• _GIVEN DATA_
|---|

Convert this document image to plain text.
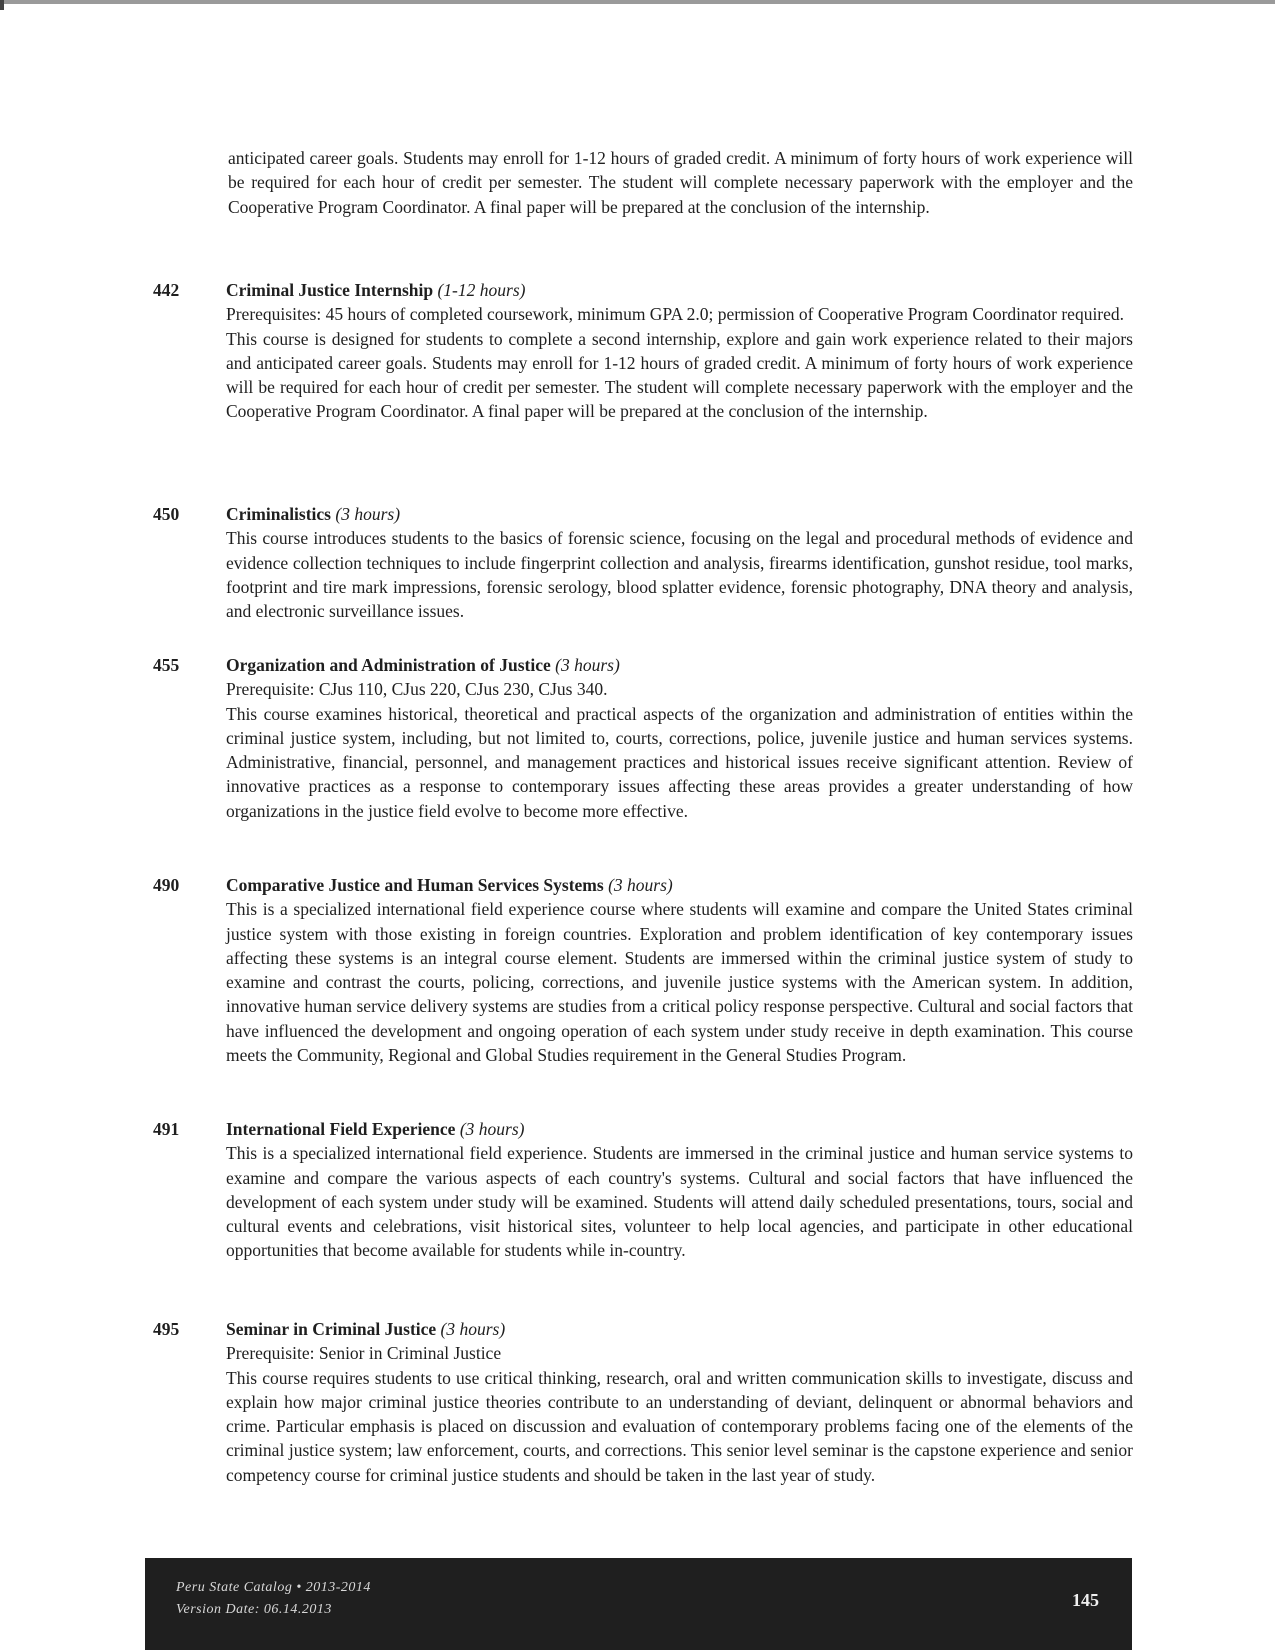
anticipated career goals. Students may enroll for 1-12 hours of graded credit. A minimum of forty hours of work experience will be required for each hour of credit per semester. The student will complete necessary paperwork with the employer and the Cooperative Program Coordinator. A final paper will be prepared at the conclusion of the internship.

442	Criminal Justice Internship (1-12 hours)
Prerequisites: 45 hours of completed coursework, minimum GPA 2.0; permission of Cooperative Program Coordinator required.
This course is designed for students to complete a second internship, explore and gain work experience related to their majors and anticipated career goals. Students may enroll for 1-12 hours of graded credit. A minimum of forty hours of work experience will be required for each hour of credit per semester. The student will complete necessary paperwork with the employer and the Cooperative Program Coordinator. A final paper will be prepared at the conclusion of the internship.
450	Criminalistics (3 hours)
This course introduces students to the basics of forensic science, focusing on the legal and procedural methods of evidence and evidence collection techniques to include fingerprint collection and analysis, firearms identification, gunshot residue, tool marks, footprint and tire mark impressions, forensic serology, blood splatter evidence, forensic photography, DNA theory and analysis, and electronic surveillance issues.
455	Organization and Administration of Justice (3 hours)
Prerequisite: CJus 110, CJus 220, CJus 230, CJus 340.
This course examines historical, theoretical and practical aspects of the organization and administration of entities within the criminal justice system, including, but not limited to, courts, corrections, police, juvenile justice and human services systems. Administrative, financial, personnel, and management practices and historical issues receive significant attention. Review of innovative practices as a response to contemporary issues affecting these areas provides a greater understanding of how organizations in the justice field evolve to become more effective.
490	Comparative Justice and Human Services Systems (3 hours)
This is a specialized international field experience course where students will examine and compare the United States criminal justice system with those existing in foreign countries. Exploration and problem identification of key contemporary issues affecting these systems is an integral course element. Students are immersed within the criminal justice system of study to examine and contrast the courts, policing, corrections, and juvenile justice systems with the American system. In addition, innovative human service delivery systems are studies from a critical policy response perspective. Cultural and social factors that have influenced the development and ongoing operation of each system under study receive in depth examination. This course meets the Community, Regional and Global Studies requirement in the General Studies Program.
491	International Field Experience (3 hours)
This is a specialized international field experience. Students are immersed in the criminal justice and human service systems to examine and compare the various aspects of each country's systems. Cultural and social factors that have influenced the development of each system under study will be examined. Students will attend daily scheduled presentations, tours, social and cultural events and celebrations, visit historical sites, volunteer to help local agencies, and participate in other educational opportunities that become available for students while in-country.
495	Seminar in Criminal Justice (3 hours)
Prerequisite: Senior in Criminal Justice
This course requires students to use critical thinking, research, oral and written communication skills to investigate, discuss and explain how major criminal justice theories contribute to an understanding of deviant, delinquent or abnormal behaviors and crime. Particular emphasis is placed on discussion and evaluation of contemporary problems facing one of the elements of the criminal justice system; law enforcement, courts, and corrections. This senior level seminar is the capstone experience and senior competency course for criminal justice students and should be taken in the last year of study.
Peru State Catalog • 2013-2014
Version Date: 06.14.2013	145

|---|

• _SHORT EXERCISE_
All records must be output exactly as they are, except for the pictures, which are left out.

• _ANSWER FOR THIS EXERCISE_
Convert this document image to plain text.
anticipated career goals. Students may enroll for 1-12 hours of graded credit. A minimum of forty hours of work experience will be required for each hour of credit per semester. The student will complete necessary paperwork with the employer and the Cooperative Program Coordinator. A final paper will be prepared at the conclusion of the internship.

442	Criminal Justice Internship (1-12 hours)
Prerequisites: 45 hours of completed coursework, minimum GPA 2.0; permission of Cooperative Program Coordinator required.
This course is designed for students to complete a second internship, explore and gain work experience related to their majors and anticipated career goals. Students may enroll for 1-12 hours of graded credit. A minimum of forty hours of work experience will be required for each hour of credit per semester. The student will complete necessary paperwork with the employer and the Cooperative Program Coordinator. A final paper will be prepared at the conclusion of the internship.
450	Criminalistics (3 hours)
This course introduces students to the basics of forensic science, focusing on the legal and procedural methods of evidence and evidence collection techniques to include fingerprint collection and analysis, firearms identification, gunshot residue, tool marks, footprint and tire mark impressions, forensic serology, blood splatter evidence, forensic photography, DNA theory and analysis, and electronic surveillance issues.
455	Organization and Administration of Justice (3 hours)
Prerequisite: CJus 110, CJus 220, CJus 230, CJus 340.
This course examines historical, theoretical and practical aspects of the organization and administration of entities within the criminal justice system, including, but not limited to, courts, corrections, police, juvenile justice and human services systems. Administrative, financial, personnel, and management practices and historical issues receive significant attention. Review of innovative practices as a response to contemporary issues affecting these areas provides a greater understanding of how organizations in the justice field evolve to become more effective.
490	Comparative Justice and Human Services Systems (3 hours)
This is a specialized international field experience course where students will examine and compare the United States criminal justice system with those existing in foreign countries. Exploration and problem identification of key contemporary issues affecting these systems is an integral course element. Students are immersed within the criminal justice system of study to examine and contrast the courts, policing, corrections, and juvenile justice systems with the American system. In addition, innovative human service delivery systems are studies from a critical policy response perspective. Cultural and social factors that have influenced the development and ongoing operation of each system under study receive in depth examination. This course meets the Community, Regional and Global Studies requirement in the General Studies Program.
491	International Field Experience (3 hours)
This is a specialized international field experience. Students are immersed in the criminal justice and human service systems to examine and compare the various aspects of each country's systems. Cultural and social factors that have influenced the development of each system under study will be examined. Students will attend daily scheduled presentations, tours, social and cultural events and celebrations, visit historical sites, volunteer to help local agencies, and participate in other educational opportunities that become available for students while in-country.
495	Seminar in Criminal Justice (3 hours)
Prerequisite: Senior in Criminal Justice
This course requires students to use critical thinking, research, oral and written communication skills to investigate, discuss and explain how major criminal justice theories contribute to an understanding of deviant, delinquent or abnormal behaviors and crime. Particular emphasis is placed on discussion and evaluation of contemporary problems facing one of the elements of the criminal justice system; law enforcement, courts, and corrections. This senior level seminar is the capstone experience and senior competency course for criminal justice students and should be taken in the last year of study.
Peru State Catalog • 2013-2014
Version Date: 06.14.2013	145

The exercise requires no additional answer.